Dataset records:
===
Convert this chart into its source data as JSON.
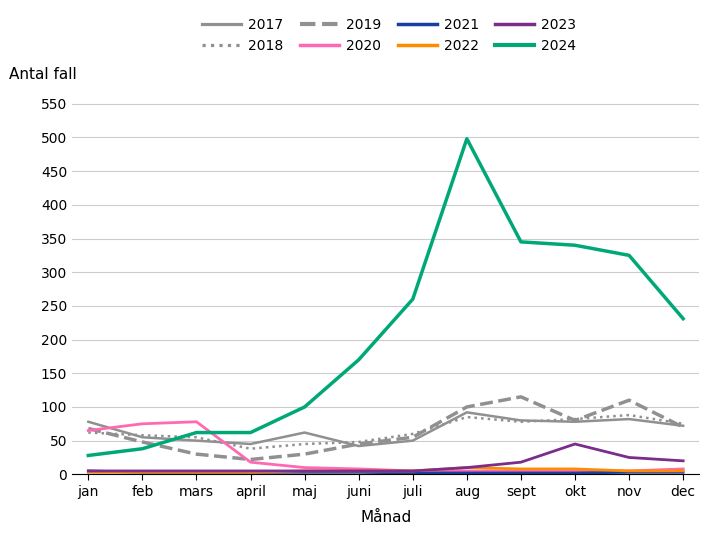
{
  "months": [
    "jan",
    "feb",
    "mars",
    "april",
    "maj",
    "juni",
    "juli",
    "aug",
    "sept",
    "okt",
    "nov",
    "dec"
  ],
  "series": {
    "2017": [
      78,
      55,
      50,
      45,
      62,
      42,
      50,
      92,
      80,
      78,
      82,
      72
    ],
    "2018": [
      62,
      58,
      55,
      38,
      45,
      48,
      60,
      85,
      78,
      82,
      88,
      75
    ],
    "2019": [
      68,
      48,
      30,
      22,
      30,
      45,
      55,
      100,
      115,
      80,
      110,
      70
    ],
    "2020": [
      65,
      75,
      78,
      18,
      10,
      8,
      5,
      5,
      5,
      5,
      5,
      8
    ],
    "2021": [
      5,
      3,
      3,
      3,
      3,
      3,
      2,
      2,
      2,
      2,
      3,
      3
    ],
    "2022": [
      3,
      3,
      3,
      3,
      5,
      5,
      5,
      10,
      8,
      8,
      5,
      5
    ],
    "2023": [
      5,
      5,
      5,
      5,
      5,
      5,
      5,
      10,
      18,
      45,
      25,
      20
    ],
    "2024": [
      28,
      38,
      62,
      62,
      100,
      170,
      260,
      498,
      345,
      340,
      325,
      231
    ]
  },
  "colors": {
    "2017": "#909090",
    "2018": "#909090",
    "2019": "#909090",
    "2020": "#FF69B4",
    "2021": "#1a3fa0",
    "2022": "#FF8C00",
    "2023": "#7B2D8B",
    "2024": "#00a878"
  },
  "linestyles": {
    "2017": "solid",
    "2018": "dotted",
    "2019": "dashed",
    "2020": "solid",
    "2021": "solid",
    "2022": "solid",
    "2023": "solid",
    "2024": "solid"
  },
  "linewidths": {
    "2017": 1.8,
    "2018": 1.8,
    "2019": 2.5,
    "2020": 2.0,
    "2021": 2.0,
    "2022": 2.0,
    "2023": 2.0,
    "2024": 2.5
  },
  "legend_order": [
    "2017",
    "2018",
    "2019",
    "2020",
    "2021",
    "2022",
    "2023",
    "2024"
  ],
  "ylabel": "Antal fall",
  "xlabel": "Månad",
  "ylim": [
    0,
    560
  ],
  "yticks": [
    0,
    50,
    100,
    150,
    200,
    250,
    300,
    350,
    400,
    450,
    500,
    550
  ],
  "background_color": "#ffffff",
  "grid_color": "#cccccc"
}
===
* [Given exercise]
From the records given above, reproduce all text exactly and exclude each picture.

* [Correct answer]
Convert this chart into its source data as JSON.
{
  "months": [
    "jan",
    "feb",
    "mars",
    "april",
    "maj",
    "juni",
    "juli",
    "aug",
    "sept",
    "okt",
    "nov",
    "dec"
  ],
  "series": {
    "2017": [
      78,
      55,
      50,
      45,
      62,
      42,
      50,
      92,
      80,
      78,
      82,
      72
    ],
    "2018": [
      62,
      58,
      55,
      38,
      45,
      48,
      60,
      85,
      78,
      82,
      88,
      75
    ],
    "2019": [
      68,
      48,
      30,
      22,
      30,
      45,
      55,
      100,
      115,
      80,
      110,
      70
    ],
    "2020": [
      65,
      75,
      78,
      18,
      10,
      8,
      5,
      5,
      5,
      5,
      5,
      8
    ],
    "2021": [
      5,
      3,
      3,
      3,
      3,
      3,
      2,
      2,
      2,
      2,
      3,
      3
    ],
    "2022": [
      3,
      3,
      3,
      3,
      5,
      5,
      5,
      10,
      8,
      8,
      5,
      5
    ],
    "2023": [
      5,
      5,
      5,
      5,
      5,
      5,
      5,
      10,
      18,
      45,
      25,
      20
    ],
    "2024": [
      28,
      38,
      62,
      62,
      100,
      170,
      260,
      498,
      345,
      340,
      325,
      231
    ]
  },
  "colors": {
    "2017": "#909090",
    "2018": "#909090",
    "2019": "#909090",
    "2020": "#FF69B4",
    "2021": "#1a3fa0",
    "2022": "#FF8C00",
    "2023": "#7B2D8B",
    "2024": "#00a878"
  },
  "linestyles": {
    "2017": "solid",
    "2018": "dotted",
    "2019": "dashed",
    "2020": "solid",
    "2021": "solid",
    "2022": "solid",
    "2023": "solid",
    "2024": "solid"
  },
  "linewidths": {
    "2017": 1.8,
    "2018": 1.8,
    "2019": 2.5,
    "2020": 2.0,
    "2021": 2.0,
    "2022": 2.0,
    "2023": 2.0,
    "2024": 2.5
  },
  "legend_order": [
    "2017",
    "2018",
    "2019",
    "2020",
    "2021",
    "2022",
    "2023",
    "2024"
  ],
  "ylabel": "Antal fall",
  "xlabel": "Månad",
  "ylim": [
    0,
    560
  ],
  "yticks": [
    0,
    50,
    100,
    150,
    200,
    250,
    300,
    350,
    400,
    450,
    500,
    550
  ],
  "background_color": "#ffffff",
  "grid_color": "#cccccc"
}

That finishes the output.